▶ _Stated exercise_: Copy every line of the data that includes the string "执业证书编号".

▶ _Data shown_:
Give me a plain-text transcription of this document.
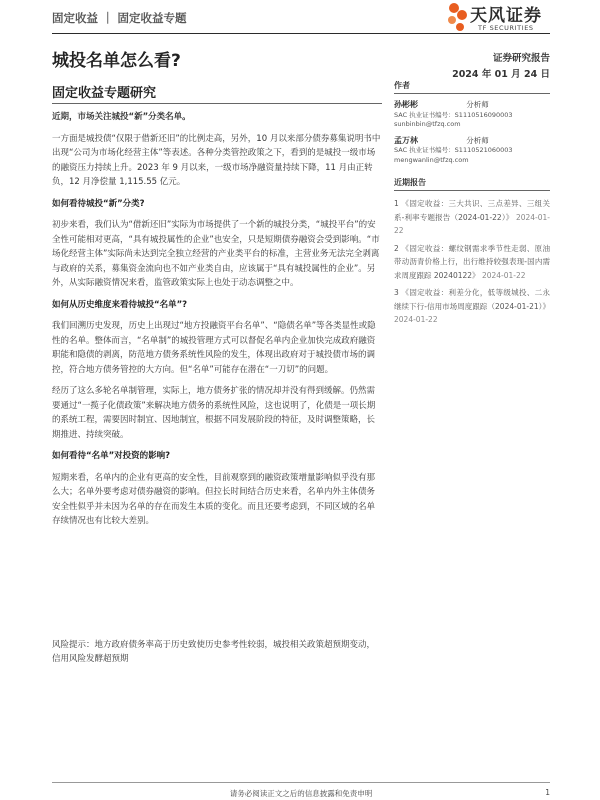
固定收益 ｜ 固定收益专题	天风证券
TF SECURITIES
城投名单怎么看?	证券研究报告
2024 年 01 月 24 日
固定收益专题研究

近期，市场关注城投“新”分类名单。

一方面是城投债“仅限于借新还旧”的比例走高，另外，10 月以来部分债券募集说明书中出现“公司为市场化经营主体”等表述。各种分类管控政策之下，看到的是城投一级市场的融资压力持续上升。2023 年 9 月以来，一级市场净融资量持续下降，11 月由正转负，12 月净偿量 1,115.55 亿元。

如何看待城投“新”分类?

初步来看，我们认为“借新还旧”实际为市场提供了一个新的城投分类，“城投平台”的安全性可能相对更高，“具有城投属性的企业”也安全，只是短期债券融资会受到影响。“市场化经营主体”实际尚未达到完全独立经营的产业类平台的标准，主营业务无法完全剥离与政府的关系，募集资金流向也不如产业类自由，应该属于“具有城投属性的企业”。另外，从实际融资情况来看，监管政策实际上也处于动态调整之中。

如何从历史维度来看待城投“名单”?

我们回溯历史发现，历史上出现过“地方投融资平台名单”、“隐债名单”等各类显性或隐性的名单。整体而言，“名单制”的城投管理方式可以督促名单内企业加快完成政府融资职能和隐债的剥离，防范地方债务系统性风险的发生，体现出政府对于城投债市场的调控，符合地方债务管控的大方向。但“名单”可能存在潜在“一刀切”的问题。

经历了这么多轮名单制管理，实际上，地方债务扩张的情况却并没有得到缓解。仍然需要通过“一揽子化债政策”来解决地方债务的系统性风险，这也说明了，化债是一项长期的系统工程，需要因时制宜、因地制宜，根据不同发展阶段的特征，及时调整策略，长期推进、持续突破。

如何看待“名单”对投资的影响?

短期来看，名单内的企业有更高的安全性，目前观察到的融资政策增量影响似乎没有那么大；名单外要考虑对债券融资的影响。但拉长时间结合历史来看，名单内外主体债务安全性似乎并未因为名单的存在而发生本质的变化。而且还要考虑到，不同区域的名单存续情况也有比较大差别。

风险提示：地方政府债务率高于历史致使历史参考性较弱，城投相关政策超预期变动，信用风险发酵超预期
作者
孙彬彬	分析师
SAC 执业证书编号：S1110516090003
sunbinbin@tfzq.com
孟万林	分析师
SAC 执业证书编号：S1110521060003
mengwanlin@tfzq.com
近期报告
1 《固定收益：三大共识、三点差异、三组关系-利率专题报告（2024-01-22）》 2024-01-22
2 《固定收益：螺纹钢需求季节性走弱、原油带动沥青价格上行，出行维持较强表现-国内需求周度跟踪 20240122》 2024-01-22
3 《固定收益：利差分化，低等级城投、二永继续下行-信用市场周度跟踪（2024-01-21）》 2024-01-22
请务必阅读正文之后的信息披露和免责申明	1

* * *

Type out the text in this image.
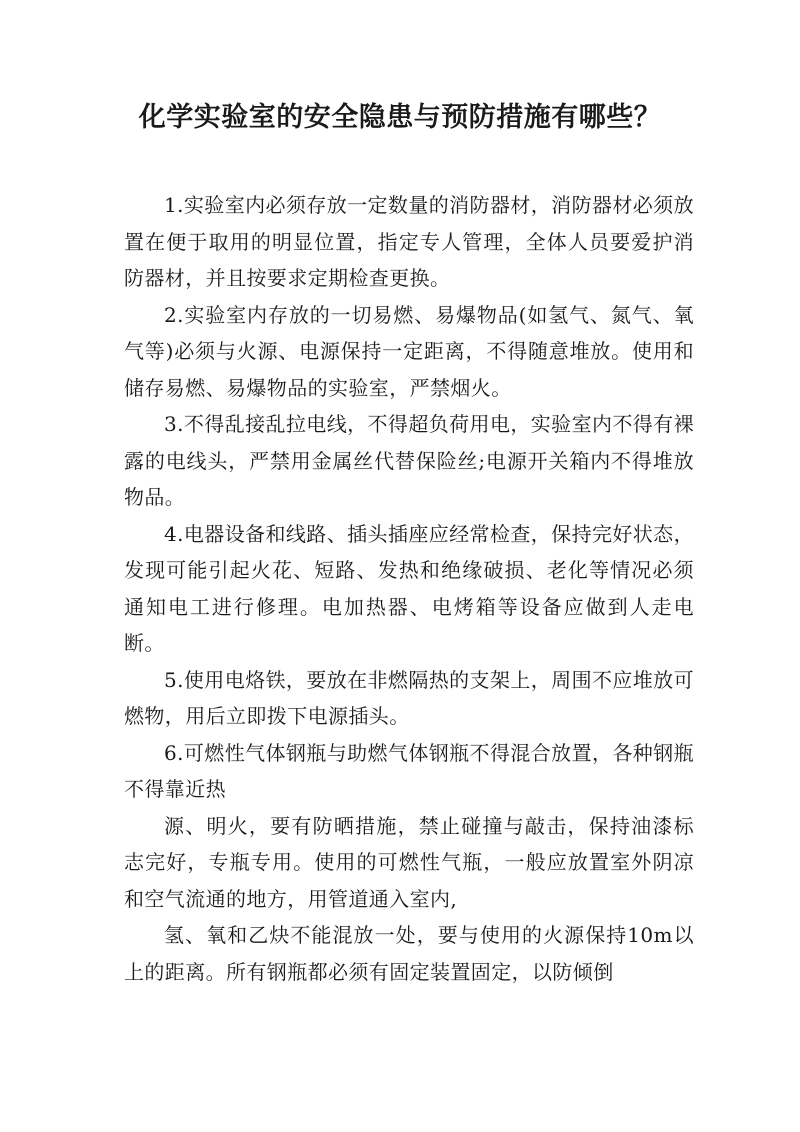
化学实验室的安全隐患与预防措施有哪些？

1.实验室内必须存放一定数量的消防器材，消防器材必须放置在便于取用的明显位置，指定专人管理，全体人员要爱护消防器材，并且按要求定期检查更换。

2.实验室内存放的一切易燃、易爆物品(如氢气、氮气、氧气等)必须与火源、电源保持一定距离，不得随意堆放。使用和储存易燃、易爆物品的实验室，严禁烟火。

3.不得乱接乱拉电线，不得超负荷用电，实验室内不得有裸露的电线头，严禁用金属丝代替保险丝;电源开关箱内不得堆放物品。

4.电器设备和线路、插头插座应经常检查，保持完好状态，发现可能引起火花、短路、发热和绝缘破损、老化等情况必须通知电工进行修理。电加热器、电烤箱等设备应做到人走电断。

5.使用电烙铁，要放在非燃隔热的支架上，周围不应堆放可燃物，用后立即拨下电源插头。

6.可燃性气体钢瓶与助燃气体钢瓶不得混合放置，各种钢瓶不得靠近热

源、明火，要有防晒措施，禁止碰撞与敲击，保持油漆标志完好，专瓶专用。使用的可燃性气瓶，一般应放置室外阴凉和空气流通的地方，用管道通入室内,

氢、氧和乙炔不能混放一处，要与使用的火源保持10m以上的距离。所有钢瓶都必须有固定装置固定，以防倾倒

...

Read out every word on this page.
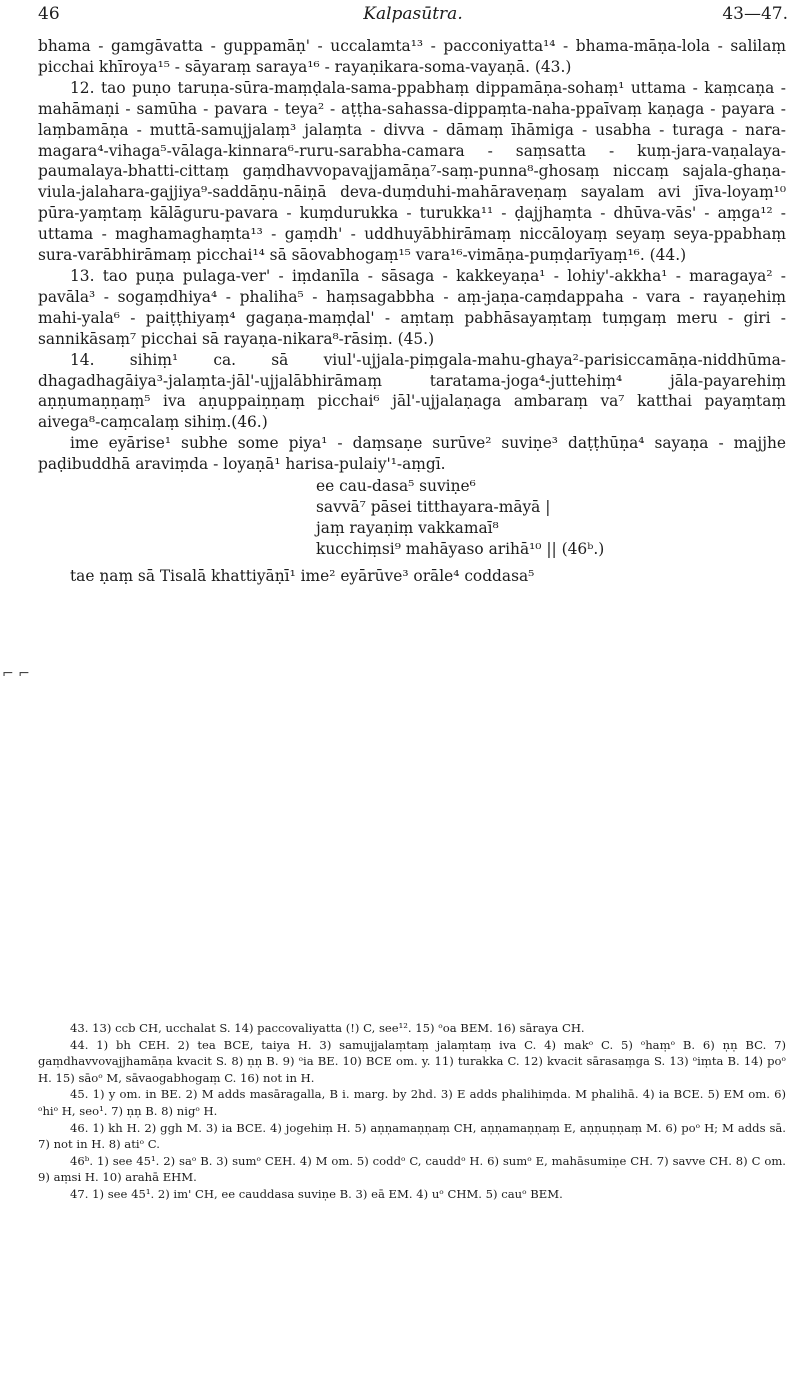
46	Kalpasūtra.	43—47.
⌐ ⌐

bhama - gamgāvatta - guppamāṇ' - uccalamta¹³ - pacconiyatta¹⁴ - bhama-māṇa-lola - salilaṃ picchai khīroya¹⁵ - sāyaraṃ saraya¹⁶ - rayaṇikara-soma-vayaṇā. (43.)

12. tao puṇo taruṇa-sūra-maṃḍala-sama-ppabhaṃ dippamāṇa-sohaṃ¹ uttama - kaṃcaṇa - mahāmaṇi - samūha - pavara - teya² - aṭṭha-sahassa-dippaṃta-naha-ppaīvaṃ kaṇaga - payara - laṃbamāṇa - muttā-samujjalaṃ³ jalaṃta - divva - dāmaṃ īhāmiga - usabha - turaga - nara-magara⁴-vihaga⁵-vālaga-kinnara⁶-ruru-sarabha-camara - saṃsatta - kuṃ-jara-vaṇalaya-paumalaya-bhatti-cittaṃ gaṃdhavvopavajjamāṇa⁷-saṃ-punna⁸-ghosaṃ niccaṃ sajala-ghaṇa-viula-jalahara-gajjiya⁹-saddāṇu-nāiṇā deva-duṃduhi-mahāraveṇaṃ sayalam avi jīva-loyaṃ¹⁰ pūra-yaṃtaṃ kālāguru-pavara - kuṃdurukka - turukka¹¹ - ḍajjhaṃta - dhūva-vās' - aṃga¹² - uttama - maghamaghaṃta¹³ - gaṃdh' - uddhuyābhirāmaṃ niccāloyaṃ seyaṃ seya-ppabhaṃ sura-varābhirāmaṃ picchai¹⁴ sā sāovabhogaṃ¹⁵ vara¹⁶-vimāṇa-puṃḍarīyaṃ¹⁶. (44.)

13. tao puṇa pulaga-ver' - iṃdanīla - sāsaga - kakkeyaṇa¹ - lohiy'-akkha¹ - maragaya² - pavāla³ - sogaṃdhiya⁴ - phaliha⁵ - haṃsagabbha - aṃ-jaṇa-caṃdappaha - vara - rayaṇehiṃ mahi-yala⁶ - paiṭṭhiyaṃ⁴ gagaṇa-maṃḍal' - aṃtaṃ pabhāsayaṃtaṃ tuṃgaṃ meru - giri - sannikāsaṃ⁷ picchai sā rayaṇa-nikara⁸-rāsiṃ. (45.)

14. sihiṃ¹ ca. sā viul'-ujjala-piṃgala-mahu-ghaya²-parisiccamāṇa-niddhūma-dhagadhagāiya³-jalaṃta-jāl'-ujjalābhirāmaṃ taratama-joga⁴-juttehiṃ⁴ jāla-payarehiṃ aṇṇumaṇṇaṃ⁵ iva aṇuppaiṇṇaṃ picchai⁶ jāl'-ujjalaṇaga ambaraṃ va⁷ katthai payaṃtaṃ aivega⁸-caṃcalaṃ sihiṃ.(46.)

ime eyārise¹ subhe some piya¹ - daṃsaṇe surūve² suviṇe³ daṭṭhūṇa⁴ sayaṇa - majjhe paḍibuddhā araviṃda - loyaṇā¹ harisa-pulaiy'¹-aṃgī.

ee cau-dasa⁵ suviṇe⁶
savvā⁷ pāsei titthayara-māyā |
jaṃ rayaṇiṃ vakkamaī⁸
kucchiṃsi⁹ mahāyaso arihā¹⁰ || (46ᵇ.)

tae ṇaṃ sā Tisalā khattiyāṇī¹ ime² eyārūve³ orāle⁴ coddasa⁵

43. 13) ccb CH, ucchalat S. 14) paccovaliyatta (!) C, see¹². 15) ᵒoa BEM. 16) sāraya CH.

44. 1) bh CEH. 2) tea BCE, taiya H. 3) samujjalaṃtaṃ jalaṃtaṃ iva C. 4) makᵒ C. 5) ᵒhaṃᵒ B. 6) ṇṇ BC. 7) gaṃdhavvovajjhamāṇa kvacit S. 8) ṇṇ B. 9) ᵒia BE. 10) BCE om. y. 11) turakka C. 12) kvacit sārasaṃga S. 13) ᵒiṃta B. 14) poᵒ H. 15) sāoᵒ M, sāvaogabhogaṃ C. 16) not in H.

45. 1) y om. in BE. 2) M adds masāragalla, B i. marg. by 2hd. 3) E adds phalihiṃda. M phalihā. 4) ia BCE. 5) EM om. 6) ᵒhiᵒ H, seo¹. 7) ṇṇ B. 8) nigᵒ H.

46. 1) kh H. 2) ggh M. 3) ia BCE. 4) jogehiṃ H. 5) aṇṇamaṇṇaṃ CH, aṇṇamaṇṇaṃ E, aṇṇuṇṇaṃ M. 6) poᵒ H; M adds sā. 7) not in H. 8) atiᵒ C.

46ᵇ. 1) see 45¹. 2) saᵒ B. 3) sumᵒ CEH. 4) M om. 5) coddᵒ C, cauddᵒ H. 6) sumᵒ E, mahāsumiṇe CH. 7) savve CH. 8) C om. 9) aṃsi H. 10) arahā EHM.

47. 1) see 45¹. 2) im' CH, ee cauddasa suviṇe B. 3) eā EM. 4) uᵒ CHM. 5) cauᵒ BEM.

▶ _Task output_:
SAC 执业证书编号：S1110516090003
SAC 执业证书编号：S1110521060003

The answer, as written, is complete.